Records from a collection
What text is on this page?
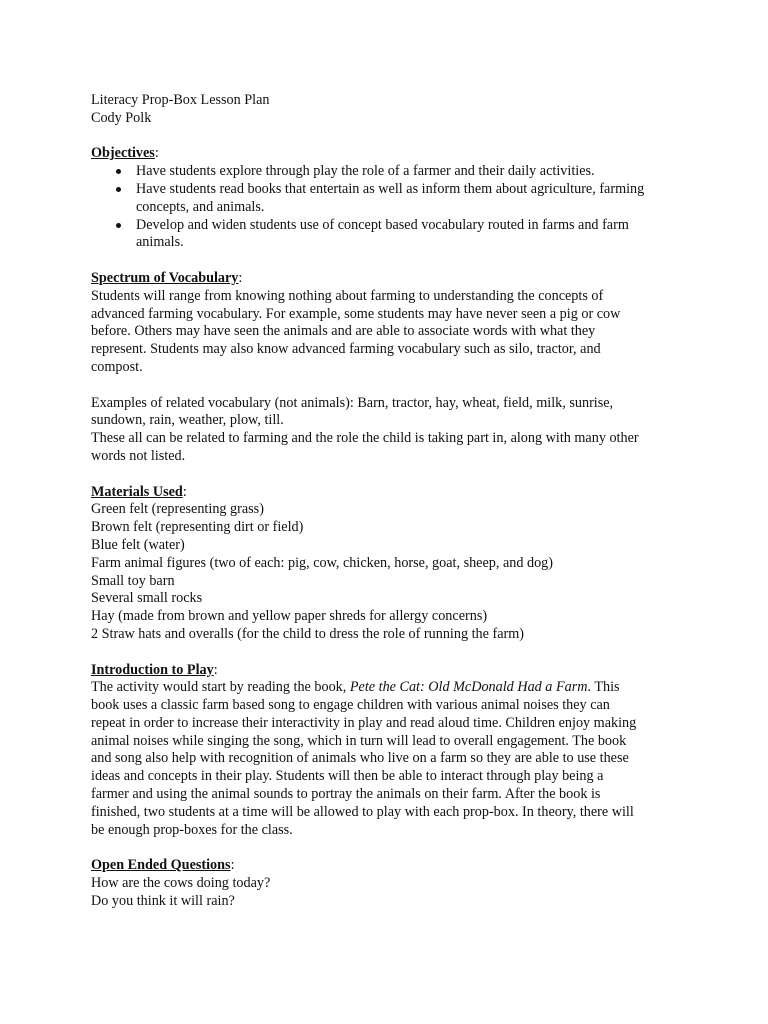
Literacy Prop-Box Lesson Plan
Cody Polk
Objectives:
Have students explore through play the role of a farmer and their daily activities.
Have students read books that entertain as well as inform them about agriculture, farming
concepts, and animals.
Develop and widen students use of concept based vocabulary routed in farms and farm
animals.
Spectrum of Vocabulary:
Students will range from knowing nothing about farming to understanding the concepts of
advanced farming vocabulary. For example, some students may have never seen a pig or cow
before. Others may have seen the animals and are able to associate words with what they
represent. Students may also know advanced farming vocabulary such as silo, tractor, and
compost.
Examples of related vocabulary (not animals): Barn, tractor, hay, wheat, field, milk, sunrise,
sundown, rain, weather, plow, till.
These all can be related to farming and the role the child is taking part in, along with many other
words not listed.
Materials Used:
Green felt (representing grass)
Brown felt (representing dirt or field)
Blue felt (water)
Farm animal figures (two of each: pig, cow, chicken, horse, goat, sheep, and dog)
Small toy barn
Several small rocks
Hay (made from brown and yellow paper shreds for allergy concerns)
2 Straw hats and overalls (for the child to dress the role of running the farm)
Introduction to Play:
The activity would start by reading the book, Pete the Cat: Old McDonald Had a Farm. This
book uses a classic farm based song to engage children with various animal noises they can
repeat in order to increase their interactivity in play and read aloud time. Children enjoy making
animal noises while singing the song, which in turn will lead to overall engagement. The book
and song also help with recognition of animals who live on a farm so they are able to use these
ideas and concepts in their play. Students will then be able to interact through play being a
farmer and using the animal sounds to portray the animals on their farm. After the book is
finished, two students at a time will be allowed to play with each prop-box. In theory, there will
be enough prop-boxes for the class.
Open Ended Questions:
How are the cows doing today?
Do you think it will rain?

* * *

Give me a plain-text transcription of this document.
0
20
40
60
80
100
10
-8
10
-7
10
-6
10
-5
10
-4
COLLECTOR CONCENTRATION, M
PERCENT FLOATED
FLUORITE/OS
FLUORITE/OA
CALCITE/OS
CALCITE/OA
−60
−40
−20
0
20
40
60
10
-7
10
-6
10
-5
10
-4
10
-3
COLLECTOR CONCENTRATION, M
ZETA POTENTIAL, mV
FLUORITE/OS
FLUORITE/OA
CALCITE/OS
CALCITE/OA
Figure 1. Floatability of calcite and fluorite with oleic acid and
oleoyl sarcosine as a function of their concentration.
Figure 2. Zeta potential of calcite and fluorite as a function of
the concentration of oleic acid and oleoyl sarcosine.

Brief
Copy, from the material, each line that holds the string "related".

Written solution
Examples of related vocabulary (not animals): Barn, tractor, hay, wheat, field, milk, sunrise,
These all can be related to farming and the role the child is taking part in, along with many other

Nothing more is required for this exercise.